The one area I have to ding "American Fiction," though, comes from this more serious side. While caring for his mother, Monk strikes up a relationship with their neighbor Coraline (Erika Alexander). She and Jeffrey Wright have a lovely chemistry, and seeing a courtship between two people in their 50s on screen is such a rarity when it really shouldn't be. Coraline reveals to Monk that she has read some of his books and particularly admires how he writes female characters. But I don't think the same can be said for this character. She isn't poorly written, exactly. Coraline just falls into the unfortunate space of being "the girlfriend," who is basically only there to emotionally open up the protagonist. We get so little sense of what her life is like when she's not sharing a space with Monk. This pretty archetypal character in a pretty archetypal relationship does set up one of the best jokes of the whole film towards the end, but nothing about how the rest of that story is played makes us think it is anything other than entirely sincere. With most films with this type of character, you'd simply shrug and begrudgingly accept the rote nature of it, but "American Fiction" directly calls out the strength of female characters through the voice of someone who isn't living up to that strength. It's a rare false note in a movie that otherwise has such a firm grasp on its tone, characters, and themes.

The magic of Jeffrey Wright

At the center of all of this is Jeffrey Wright. As a character actor obsessive, I always long for movies where performers I love so dearly are given opportunities to be the focal point of the story. This isn't the first time Wright has been able to lead a picture, but I believe it to be the greatest work he's ever done on film. The idea of a totemic film performance usually amounts to showy pyrotechnics and full body transformation, both of which Wright is fully capable of delivering. Monk doesn't require any of that. Instead, the power and joy of his work here is in confinement.

Monk is a challenging figure. Though he has a valid point about Black people's place within the artistic community, he is also unquestionably a condescending elitist that would make people who agree with his worldview steer clear of him. The film even opens with him being placed on mandatory leave from his teaching job for upsetting a white female student who is uncomfortable with a certain word in the title of Flannery O'Connor's short story "The Artificial N*****." Monk doesn't suffer fools and isn't interested in making friends. Wright could simply make a man like that repellent or charmingly grouchy, which would be a familiar type of cinematic author. What Wright aims for instead is someone aware of how he turns people away even while his nature cannot help him from doing so. Deep down, he clearly wants to establish connections with people, but his brain always makes second guesses, assuming the worst of people even in their most helpful state.

Making the performance even more extraordinary is Wright's ability to precisely nail every single gag in the picture. Sometimes that means putting on the voice and demeanor of his newfound Stagg R. Leigh persona to convince others what a hardened criminal he is, or it could also just be a completely silent look of him realizing a relationship between two people. Both ends of the spectrum had me howling, and without someone as skilled as Jeffrey Wright in that position, I don't know how effectively those jokes land, either because they'd be overplayed too much or way too underplayed.

Though he has long been a television writer on shows ranging from "The Good Place" to "Watchmen," directing a feature film is another beast entirely, and Cord Jefferson establishes himself as a filmmaker with a lot to say and a unique way of saying it. Tackling such big ideas with a film that tonally switches back and forth between wacky comedy and heartfelt drama would be the death knell for so many first-time directors, but Jefferson, Wright, and every single craftsperson who worked on the film have such a firm grasp on the story being told that the result is one of the more joyous experiences I've had in a theater this year. "American Fiction" fully understands that you don't have to sacrifice art or politics for entertainment, satisfying those who want a rich thematic experience or to just have a laugh in a crowded theater.

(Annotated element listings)
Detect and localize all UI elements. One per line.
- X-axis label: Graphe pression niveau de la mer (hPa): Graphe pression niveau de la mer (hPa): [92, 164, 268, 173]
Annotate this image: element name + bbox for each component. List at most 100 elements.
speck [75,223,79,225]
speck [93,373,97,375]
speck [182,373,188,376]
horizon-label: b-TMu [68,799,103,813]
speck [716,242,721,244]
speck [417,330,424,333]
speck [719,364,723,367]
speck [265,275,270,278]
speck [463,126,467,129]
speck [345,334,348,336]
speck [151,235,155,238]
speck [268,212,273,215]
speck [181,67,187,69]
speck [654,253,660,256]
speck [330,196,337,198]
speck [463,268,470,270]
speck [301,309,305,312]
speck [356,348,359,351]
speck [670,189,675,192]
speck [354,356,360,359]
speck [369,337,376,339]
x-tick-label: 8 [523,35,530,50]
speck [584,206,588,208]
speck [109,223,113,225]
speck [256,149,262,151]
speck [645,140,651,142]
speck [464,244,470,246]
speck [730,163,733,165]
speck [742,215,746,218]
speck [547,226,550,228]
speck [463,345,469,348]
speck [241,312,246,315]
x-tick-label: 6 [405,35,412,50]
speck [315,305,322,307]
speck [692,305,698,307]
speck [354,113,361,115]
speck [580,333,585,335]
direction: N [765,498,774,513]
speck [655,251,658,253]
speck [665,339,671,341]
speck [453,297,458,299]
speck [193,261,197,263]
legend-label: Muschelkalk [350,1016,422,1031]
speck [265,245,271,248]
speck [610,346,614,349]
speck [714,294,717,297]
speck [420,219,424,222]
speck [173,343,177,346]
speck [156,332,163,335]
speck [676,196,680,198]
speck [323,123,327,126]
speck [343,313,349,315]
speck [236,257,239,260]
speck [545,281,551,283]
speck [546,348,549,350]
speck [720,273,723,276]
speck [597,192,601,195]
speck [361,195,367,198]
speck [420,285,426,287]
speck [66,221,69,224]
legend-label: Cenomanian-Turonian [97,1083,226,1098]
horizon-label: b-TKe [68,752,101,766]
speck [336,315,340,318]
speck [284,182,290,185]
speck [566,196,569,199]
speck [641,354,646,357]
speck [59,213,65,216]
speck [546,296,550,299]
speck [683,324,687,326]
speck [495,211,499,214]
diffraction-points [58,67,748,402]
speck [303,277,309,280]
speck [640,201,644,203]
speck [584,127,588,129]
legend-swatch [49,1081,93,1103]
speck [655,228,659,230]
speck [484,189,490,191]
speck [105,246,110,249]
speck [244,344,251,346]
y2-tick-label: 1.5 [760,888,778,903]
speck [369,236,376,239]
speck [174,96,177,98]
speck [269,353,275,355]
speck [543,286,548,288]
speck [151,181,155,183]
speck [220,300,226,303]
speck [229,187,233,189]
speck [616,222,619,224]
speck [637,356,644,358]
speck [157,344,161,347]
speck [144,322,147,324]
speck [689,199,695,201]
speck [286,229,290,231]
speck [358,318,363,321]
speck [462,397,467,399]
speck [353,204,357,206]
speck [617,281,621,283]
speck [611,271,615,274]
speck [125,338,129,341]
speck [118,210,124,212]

==

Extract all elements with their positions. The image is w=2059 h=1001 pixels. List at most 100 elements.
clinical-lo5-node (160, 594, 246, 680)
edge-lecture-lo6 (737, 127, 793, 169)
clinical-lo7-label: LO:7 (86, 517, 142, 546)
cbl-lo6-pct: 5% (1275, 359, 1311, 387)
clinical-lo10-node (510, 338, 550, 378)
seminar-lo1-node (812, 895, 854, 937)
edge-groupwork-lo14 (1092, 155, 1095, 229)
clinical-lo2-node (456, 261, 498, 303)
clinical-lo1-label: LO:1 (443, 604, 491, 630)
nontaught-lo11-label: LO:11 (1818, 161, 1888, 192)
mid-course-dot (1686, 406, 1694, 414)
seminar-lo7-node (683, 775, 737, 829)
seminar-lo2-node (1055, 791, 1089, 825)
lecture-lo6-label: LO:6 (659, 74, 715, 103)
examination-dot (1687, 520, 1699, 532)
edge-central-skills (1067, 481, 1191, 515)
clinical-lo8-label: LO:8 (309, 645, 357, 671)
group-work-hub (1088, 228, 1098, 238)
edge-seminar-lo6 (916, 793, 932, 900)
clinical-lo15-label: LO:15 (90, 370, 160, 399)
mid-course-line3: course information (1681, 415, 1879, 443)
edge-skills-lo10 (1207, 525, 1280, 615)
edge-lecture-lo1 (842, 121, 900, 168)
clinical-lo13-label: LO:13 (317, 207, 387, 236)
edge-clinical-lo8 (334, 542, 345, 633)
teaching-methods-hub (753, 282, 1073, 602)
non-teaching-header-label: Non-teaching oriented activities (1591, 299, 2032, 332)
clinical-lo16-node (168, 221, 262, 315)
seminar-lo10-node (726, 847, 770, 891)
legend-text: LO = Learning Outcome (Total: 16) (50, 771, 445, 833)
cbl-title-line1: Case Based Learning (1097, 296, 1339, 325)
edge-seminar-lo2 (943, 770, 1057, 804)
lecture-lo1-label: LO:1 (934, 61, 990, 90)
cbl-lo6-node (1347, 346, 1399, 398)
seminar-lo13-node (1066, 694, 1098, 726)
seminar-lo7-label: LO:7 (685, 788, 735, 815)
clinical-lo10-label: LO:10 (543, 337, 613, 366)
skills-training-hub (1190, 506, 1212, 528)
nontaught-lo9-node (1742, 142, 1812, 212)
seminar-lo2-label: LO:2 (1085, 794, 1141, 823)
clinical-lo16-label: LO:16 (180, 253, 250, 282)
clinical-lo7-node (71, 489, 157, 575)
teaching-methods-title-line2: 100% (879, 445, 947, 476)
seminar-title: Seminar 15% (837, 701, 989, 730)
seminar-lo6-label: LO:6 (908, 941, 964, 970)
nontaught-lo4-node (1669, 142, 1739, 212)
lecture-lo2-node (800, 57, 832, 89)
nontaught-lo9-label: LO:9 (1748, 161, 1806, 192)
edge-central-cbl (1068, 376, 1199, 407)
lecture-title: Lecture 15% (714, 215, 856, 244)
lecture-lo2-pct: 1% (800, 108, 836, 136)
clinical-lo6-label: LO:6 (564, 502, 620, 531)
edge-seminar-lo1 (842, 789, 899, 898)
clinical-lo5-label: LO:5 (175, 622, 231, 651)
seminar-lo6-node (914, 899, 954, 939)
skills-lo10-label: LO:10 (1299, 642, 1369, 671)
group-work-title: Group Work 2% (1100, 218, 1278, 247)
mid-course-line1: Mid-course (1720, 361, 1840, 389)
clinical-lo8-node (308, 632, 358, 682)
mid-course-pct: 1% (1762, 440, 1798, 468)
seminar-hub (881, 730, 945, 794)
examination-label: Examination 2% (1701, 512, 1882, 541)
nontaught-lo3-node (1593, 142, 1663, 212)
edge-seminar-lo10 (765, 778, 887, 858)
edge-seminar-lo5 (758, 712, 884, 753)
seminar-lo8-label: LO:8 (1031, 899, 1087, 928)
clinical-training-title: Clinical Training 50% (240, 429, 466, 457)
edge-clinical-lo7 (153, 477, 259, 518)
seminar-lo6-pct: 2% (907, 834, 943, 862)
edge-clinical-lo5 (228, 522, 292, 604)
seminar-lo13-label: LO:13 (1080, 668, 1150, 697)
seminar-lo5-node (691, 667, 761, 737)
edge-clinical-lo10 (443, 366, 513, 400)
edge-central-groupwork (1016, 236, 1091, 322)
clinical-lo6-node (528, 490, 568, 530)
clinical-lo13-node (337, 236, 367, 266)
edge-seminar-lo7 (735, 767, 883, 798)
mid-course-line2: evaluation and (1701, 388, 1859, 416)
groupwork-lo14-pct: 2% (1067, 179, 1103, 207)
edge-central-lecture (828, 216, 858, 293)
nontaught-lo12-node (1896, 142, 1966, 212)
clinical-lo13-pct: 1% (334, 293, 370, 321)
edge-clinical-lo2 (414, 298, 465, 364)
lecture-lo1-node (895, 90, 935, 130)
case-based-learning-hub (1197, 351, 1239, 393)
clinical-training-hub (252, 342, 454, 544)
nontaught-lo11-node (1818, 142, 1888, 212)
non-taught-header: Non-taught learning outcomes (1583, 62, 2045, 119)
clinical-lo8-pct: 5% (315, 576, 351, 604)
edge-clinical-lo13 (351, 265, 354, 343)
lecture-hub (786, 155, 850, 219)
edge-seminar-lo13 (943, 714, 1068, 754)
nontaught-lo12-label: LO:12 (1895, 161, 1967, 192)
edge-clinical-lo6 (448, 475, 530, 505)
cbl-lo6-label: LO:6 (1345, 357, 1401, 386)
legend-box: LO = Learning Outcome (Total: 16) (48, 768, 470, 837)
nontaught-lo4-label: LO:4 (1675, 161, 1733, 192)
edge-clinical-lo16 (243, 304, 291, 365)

PROBLEMS AND TASKS ::
1. In the film review, which actress plays Monk's neighbor Coraline?
2. From the film review, write out the passage that starts at the words "The magic of" and ends after the words "is in confinement.".

ANSWERS TO THE PROBLEMS ::
1. Erika Alexander

2.
The magic of Jeffrey Wright

At the center of all of this is Jeffrey Wright. As a character actor obsessive, I always long for movies where performers I love so dearly are given opportunities to be the focal point of the story. This isn't the first time Wright has been able to lead a picture, but I believe it to be the greatest work he's ever done on film. The idea of a totemic film performance usually amounts to showy pyrotechnics and full body transformation, both of which Wright is fully capable of delivering. Monk doesn't require any of that. Instead, the power and joy of his work here is in confinement.